**提供文本**
= = = = = = =

會選擇以這句話開頭,主要想透過最容易被理解的邏輯來闡述這個問題。犯錯並非無法原諒,但原諒的前提要有真相、反省的誠意。當一個人做錯事,有了釐清事實與反省的作為,才能帶著避免重蹈覆轍的前提,繼續生活,否則那個陰影將伴隨他一輩子,甚至在不經意的時刻重返痛苦的循環。同理,一個國家在歷史進程中曾侵害人權,若在事後以淡忘的鴕鳥心態迴避,那麼即使倡議著「民主人權」,終將淪為麻痺自己的口號,對於實質民主的落實遙遙無期。

轉型正義的認知

轉型正義是個長久以來被討論的議題,然而卻仍有一大部分的人對於轉型正義的實質意義一無所知。就定義上而言,「轉型正義」指的是一個國家在民主「轉型」之後,處理「正義」的過程,包括處置加害者、回復受害者、以及歷史與真相的正義。對我而言,「轉型正義」四字同時背負著沈重的歷史包袱、關鍵的現況與對未來的企盼,因此它充滿高度複雜性,絕非僅由名詞解釋可理解的,而是必須對於過去的歷史有充分的認識與了解,才能逐步拼湊出跟其相關的一切脈絡。當你知鑑歷史後,將會發現,許多社會現存的憲法正義、刑事正義、教育、歷史正義、補償正義的不公義,是有跡可循的,社會不正義並非必然,更不是喊著「一切都是政治環境使然」就能解決。然而,很遺憾的是,現今台灣社會對於轉型正義的問題意識並不高,又主流媒體常將此議題定位為政治手段的操作,讓原本就對政治避之唯恐不及的人民,更排斥了解它,在此先不論政黨間是否只將轉型正義視為「提款機」、拿來炒作,一味陷入這些仇視政治的泥淖、視其為政治工具,反而模糊了轉型正義的重點,甚至成為推動轉型正義的阻礙,而忽略轉型正義是關乎民主、人權、以及公民自由與尊嚴的重要議程。

關於轉型正義的推動,目前台灣面對的兩大難題在於:轉型政權沒有意願或無法釐清加害者罪行、以及對此議題的嚴重「公民硬化」,甚至有些人將其窄化限縮在政治層面,但諷刺的卻是連歷史認知都沒有,就將一切順應鄉愿風向推給政治惡鬥,不諱言地說,這是逃避卸責,那真正導致族群分裂、破壞社會和諧的幫兇豈不是這些人?仇視政治的當下卻忘了,我們的生活其實與政治息息相關,更脫離不了歷史,我們當今享受、經歷的一切都有前兩者的參與。唯有將牽涉歷史過錯的真相攤在陽光下,反省面對,才有足夠的力量彌補受害者傷痛、追究加害者。

= = = = = = =

**任務說明**
a - 在這篇談轉型正義的文章中,台灣推動轉型正義目前面對哪兩大難題?
b - 請回傳這篇談轉型正義的文章中,介於「轉型正義是個長久以來被討論的」與「彌補受害者傷痛、追究加害者。」之間的原文,頭尾兩處皆包含在內。

**資料內容**

= = = = = = =

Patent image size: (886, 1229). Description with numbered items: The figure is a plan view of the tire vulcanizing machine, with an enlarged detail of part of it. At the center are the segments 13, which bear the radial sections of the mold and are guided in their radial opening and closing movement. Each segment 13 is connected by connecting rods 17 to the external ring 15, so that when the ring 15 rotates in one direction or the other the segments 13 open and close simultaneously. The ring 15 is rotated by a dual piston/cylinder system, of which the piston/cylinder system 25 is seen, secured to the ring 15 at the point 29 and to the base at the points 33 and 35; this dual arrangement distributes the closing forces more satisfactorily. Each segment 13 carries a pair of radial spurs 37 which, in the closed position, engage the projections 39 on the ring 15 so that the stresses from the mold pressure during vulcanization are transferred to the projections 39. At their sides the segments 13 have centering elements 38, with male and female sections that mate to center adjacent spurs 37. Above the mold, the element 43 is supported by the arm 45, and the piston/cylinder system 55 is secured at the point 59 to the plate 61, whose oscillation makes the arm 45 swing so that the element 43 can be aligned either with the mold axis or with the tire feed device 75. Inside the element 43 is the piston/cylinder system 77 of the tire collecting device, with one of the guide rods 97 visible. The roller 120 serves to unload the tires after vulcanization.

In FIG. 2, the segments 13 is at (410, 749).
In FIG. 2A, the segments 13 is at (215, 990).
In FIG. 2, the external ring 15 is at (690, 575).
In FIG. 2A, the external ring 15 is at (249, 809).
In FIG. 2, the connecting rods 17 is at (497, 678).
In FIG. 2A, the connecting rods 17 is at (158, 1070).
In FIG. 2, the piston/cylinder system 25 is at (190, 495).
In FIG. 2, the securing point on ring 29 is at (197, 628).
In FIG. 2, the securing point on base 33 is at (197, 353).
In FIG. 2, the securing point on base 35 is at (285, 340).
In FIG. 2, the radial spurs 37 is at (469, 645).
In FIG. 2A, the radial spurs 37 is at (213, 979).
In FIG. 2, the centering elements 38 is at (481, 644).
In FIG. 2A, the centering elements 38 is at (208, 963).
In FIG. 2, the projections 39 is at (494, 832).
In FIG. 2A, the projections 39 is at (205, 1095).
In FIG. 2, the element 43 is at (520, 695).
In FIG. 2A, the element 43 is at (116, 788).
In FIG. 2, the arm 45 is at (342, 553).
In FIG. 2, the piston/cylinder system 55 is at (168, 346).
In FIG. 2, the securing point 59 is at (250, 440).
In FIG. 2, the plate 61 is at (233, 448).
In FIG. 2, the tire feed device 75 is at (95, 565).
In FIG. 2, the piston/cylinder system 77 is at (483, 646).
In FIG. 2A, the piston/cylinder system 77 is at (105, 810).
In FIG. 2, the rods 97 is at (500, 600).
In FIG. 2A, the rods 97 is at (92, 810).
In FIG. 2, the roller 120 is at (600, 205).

= = = = = = =

**參考解答**
a - 轉型政權沒有意願或無法釐清加害者罪行,以及對此議題的嚴重「公民硬化」。

b -
轉型正義是個長久以來被討論的議題,然而卻仍有一大部分的人對於轉型正義的實質意義一無所知。就定義上而言,「轉型正義」指的是一個國家在民主「轉型」之後,處理「正義」的過程,包括處置加害者、回復受害者、以及歷史與真相的正義。對我而言,「轉型正義」四字同時背負著沈重的歷史包袱、關鍵的現況與對未來的企盼,因此它充滿高度複雜性,絕非僅由名詞解釋可理解的,而是必須對於過去的歷史有充分的認識與了解,才能逐步拼湊出跟其相關的一切脈絡。當你知鑑歷史後,將會發現,許多社會現存的憲法正義、刑事正義、教育、歷史正義、補償正義的不公義,是有跡可循的,社會不正義並非必然,更不是喊著「一切都是政治環境使然」就能解決。然而,很遺憾的是,現今台灣社會對於轉型正義的問題意識並不高,又主流媒體常將此議題定位為政治手段的操作,讓原本就對政治避之唯恐不及的人民,更排斥了解它,在此先不論政黨間是否只將轉型正義視為「提款機」、拿來炒作,一味陷入這些仇視政治的泥淖、視其為政治工具,反而模糊了轉型正義的重點,甚至成為推動轉型正義的阻礙,而忽略轉型正義是關乎民主、人權、以及公民自由與尊嚴的重要議程。

關於轉型正義的推動,目前台灣面對的兩大難題在於:轉型政權沒有意願或無法釐清加害者罪行、以及對此議題的嚴重「公民硬化」,甚至有些人將其窄化限縮在政治層面,但諷刺的卻是連歷史認知都沒有,就將一切順應鄉愿風向推給政治惡鬥,不諱言地說,這是逃避卸責,那真正導致族群分裂、破壞社會和諧的幫兇豈不是這些人?仇視政治的當下卻忘了,我們的生活其實與政治息息相關,更脫離不了歷史,我們當今享受、經歷的一切都有前兩者的參與。唯有將牽涉歷史過錯的真相攤在陽光下,反省面對,才有足夠的力量彌補受害者傷痛、追究加害者。